■ **TASK TO CARRY OUT**
In this exercise, reproduce all the entries that follow exactly.

■ **DATA FOR PROCESSING**
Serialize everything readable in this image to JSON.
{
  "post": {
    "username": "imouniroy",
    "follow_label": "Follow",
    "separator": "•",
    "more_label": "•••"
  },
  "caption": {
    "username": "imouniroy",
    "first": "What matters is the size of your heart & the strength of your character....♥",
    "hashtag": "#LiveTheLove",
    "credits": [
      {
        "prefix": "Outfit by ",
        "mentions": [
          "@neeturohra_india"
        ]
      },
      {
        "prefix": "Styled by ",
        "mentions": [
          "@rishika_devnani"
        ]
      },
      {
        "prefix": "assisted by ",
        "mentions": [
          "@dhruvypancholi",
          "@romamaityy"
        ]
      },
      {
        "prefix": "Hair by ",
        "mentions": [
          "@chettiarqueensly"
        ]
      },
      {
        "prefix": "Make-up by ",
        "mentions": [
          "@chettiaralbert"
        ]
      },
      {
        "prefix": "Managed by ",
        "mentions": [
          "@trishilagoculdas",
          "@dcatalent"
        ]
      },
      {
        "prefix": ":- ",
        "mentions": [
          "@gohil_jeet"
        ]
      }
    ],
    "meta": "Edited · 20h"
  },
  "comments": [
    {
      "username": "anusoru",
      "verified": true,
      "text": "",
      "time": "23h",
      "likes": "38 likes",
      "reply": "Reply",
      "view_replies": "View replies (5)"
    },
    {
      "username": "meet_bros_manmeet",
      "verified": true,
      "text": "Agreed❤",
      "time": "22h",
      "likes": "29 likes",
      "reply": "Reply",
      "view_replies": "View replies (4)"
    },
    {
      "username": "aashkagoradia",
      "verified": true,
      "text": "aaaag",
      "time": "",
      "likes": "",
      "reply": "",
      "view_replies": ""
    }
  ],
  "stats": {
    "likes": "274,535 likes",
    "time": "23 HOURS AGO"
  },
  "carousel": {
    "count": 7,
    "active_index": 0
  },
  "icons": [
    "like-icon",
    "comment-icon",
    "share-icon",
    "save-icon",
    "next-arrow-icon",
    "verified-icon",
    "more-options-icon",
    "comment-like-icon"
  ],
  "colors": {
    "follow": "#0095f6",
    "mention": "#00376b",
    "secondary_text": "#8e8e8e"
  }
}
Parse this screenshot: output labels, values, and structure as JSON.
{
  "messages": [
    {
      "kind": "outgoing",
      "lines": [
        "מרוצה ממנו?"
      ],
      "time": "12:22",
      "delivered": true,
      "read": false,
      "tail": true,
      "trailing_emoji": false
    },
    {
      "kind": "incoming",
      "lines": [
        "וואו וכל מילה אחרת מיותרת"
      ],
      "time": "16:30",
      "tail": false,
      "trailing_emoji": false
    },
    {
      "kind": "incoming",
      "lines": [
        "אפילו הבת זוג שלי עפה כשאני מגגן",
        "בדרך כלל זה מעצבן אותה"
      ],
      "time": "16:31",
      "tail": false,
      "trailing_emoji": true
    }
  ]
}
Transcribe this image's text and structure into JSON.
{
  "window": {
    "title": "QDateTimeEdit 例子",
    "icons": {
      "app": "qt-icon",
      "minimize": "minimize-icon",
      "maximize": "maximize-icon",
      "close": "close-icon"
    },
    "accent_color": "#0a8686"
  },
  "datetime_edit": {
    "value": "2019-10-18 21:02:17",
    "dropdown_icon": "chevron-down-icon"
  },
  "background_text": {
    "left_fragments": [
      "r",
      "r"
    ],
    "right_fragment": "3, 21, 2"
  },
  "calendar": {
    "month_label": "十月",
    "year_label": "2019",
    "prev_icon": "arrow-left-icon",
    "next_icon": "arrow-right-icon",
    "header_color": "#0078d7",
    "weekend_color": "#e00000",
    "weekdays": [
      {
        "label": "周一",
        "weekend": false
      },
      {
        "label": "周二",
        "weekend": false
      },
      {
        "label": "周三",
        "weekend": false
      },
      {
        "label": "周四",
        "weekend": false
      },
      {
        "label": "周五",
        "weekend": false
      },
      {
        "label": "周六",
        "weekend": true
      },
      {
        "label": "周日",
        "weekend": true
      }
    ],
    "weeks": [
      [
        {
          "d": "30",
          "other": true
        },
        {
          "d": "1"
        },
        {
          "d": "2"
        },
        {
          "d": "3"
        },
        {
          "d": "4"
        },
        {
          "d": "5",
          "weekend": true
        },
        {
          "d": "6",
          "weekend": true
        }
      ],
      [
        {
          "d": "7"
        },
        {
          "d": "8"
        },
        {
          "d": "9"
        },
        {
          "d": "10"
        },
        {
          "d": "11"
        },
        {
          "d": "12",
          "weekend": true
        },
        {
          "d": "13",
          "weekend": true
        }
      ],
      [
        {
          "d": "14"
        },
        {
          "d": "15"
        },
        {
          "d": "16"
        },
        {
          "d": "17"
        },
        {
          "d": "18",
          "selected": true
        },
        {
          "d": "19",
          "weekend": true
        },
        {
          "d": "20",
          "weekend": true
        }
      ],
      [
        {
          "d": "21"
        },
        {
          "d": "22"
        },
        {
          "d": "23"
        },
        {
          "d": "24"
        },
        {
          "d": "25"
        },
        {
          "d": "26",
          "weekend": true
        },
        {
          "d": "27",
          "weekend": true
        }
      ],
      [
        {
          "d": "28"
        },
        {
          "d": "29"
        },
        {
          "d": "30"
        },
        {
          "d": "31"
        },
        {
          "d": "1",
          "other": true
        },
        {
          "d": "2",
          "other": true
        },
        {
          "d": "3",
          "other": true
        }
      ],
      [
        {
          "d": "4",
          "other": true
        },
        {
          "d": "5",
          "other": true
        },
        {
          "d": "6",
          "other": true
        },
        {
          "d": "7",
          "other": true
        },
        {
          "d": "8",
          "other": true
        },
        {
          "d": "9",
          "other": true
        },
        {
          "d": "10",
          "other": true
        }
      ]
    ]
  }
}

■ **TASK ANSWER**
Serialize everything readable in this image to JSON.
{
  "post": {
    "username": "imouniroy",
    "follow_label": "Follow",
    "separator": "•",
    "more_label": "•••"
  },
  "caption": {
    "username": "imouniroy",
    "first": "What matters is the size of your heart & the strength of your character....♥",
    "hashtag": "#LiveTheLove",
    "credits": [
      {
        "prefix": "Outfit by ",
        "mentions": [
          "@neeturohra_india"
        ]
      },
      {
        "prefix": "Styled by ",
        "mentions": [
          "@rishika_devnani"
        ]
      },
      {
        "prefix": "assisted by ",
        "mentions": [
          "@dhruvypancholi",
          "@romamaityy"
        ]
      },
      {
        "prefix": "Hair by ",
        "mentions": [
          "@chettiarqueensly"
        ]
      },
      {
        "prefix": "Make-up by ",
        "mentions": [
          "@chettiaralbert"
        ]
      },
      {
        "prefix": "Managed by ",
        "mentions": [
          "@trishilagoculdas",
          "@dcatalent"
        ]
      },
      {
        "prefix": ":- ",
        "mentions": [
          "@gohil_jeet"
        ]
      }
    ],
    "meta": "Edited · 20h"
  },
  "comments": [
    {
      "username": "anusoru",
      "verified": true,
      "text": "",
      "time": "23h",
      "likes": "38 likes",
      "reply": "Reply",
      "view_replies": "View replies (5)"
    },
    {
      "username": "meet_bros_manmeet",
      "verified": true,
      "text": "Agreed❤",
      "time": "22h",
      "likes": "29 likes",
      "reply": "Reply",
      "view_replies": "View replies (4)"
    },
    {
      "username": "aashkagoradia",
      "verified": true,
      "text": "aaaag",
      "time": "",
      "likes": "",
      "reply": "",
      "view_replies": ""
    }
  ],
  "stats": {
    "likes": "274,535 likes",
    "time": "23 HOURS AGO"
  },
  "carousel": {
    "count": 7,
    "active_index": 0
  },
  "icons": [
    "like-icon",
    "comment-icon",
    "share-icon",
    "save-icon",
    "next-arrow-icon",
    "verified-icon",
    "more-options-icon",
    "comment-like-icon"
  ],
  "colors": {
    "follow": "#0095f6",
    "mention": "#00376b",
    "secondary_text": "#8e8e8e"
  }
}
Parse this screenshot: output labels, values, and structure as JSON.
{
  "messages": [
    {
      "kind": "outgoing",
      "lines": [
        "מרוצה ממנו?"
      ],
      "time": "12:22",
      "delivered": true,
      "read": false,
      "tail": true,
      "trailing_emoji": false
    },
    {
      "kind": "incoming",
      "lines": [
        "וואו וכל מילה אחרת מיותרת"
      ],
      "time": "16:30",
      "tail": false,
      "trailing_emoji": false
    },
    {
      "kind": "incoming",
      "lines": [
        "אפילו הבת זוג שלי עפה כשאני מגגן",
        "בדרך כלל זה מעצבן אותה"
      ],
      "time": "16:31",
      "tail": false,
      "trailing_emoji": true
    }
  ]
}
Transcribe this image's text and structure into JSON.
{
  "window": {
    "title": "QDateTimeEdit 例子",
    "icons": {
      "app": "qt-icon",
      "minimize": "minimize-icon",
      "maximize": "maximize-icon",
      "close": "close-icon"
    },
    "accent_color": "#0a8686"
  },
  "datetime_edit": {
    "value": "2019-10-18 21:02:17",
    "dropdown_icon": "chevron-down-icon"
  },
  "background_text": {
    "left_fragments": [
      "r",
      "r"
    ],
    "right_fragment": "3, 21, 2"
  },
  "calendar": {
    "month_label": "十月",
    "year_label": "2019",
    "prev_icon": "arrow-left-icon",
    "next_icon": "arrow-right-icon",
    "header_color": "#0078d7",
    "weekend_color": "#e00000",
    "weekdays": [
      {
        "label": "周一",
        "weekend": false
      },
      {
        "label": "周二",
        "weekend": false
      },
      {
        "label": "周三",
        "weekend": false
      },
      {
        "label": "周四",
        "weekend": false
      },
      {
        "label": "周五",
        "weekend": false
      },
      {
        "label": "周六",
        "weekend": true
      },
      {
        "label": "周日",
        "weekend": true
      }
    ],
    "weeks": [
      [
        {
          "d": "30",
          "other": true
        },
        {
          "d": "1"
        },
        {
          "d": "2"
        },
        {
          "d": "3"
        },
        {
          "d": "4"
        },
        {
          "d": "5",
          "weekend": true
        },
        {
          "d": "6",
          "weekend": true
        }
      ],
      [
        {
          "d": "7"
        },
        {
          "d": "8"
        },
        {
          "d": "9"
        },
        {
          "d": "10"
        },
        {
          "d": "11"
        },
        {
          "d": "12",
          "weekend": true
        },
        {
          "d": "13",
          "weekend": true
        }
      ],
      [
        {
          "d": "14"
        },
        {
          "d": "15"
        },
        {
          "d": "16"
        },
        {
          "d": "17"
        },
        {
          "d": "18",
          "selected": true
        },
        {
          "d": "19",
          "weekend": true
        },
        {
          "d": "20",
          "weekend": true
        }
      ],
      [
        {
          "d": "21"
        },
        {
          "d": "22"
        },
        {
          "d": "23"
        },
        {
          "d": "24"
        },
        {
          "d": "25"
        },
        {
          "d": "26",
          "weekend": true
        },
        {
          "d": "27",
          "weekend": true
        }
      ],
      [
        {
          "d": "28"
        },
        {
          "d": "29"
        },
        {
          "d": "30"
        },
        {
          "d": "31"
        },
        {
          "d": "1",
          "other": true
        },
        {
          "d": "2",
          "other": true
        },
        {
          "d": "3",
          "other": true
        }
      ],
      [
        {
          "d": "4",
          "other": true
        },
        {
          "d": "5",
          "other": true
        },
        {
          "d": "6",
          "other": true
        },
        {
          "d": "7",
          "other": true
        },
        {
          "d": "8",
          "other": true
        },
        {
          "d": "9",
          "other": true
        },
        {
          "d": "10",
          "other": true
        }
      ]
    ]
  }
}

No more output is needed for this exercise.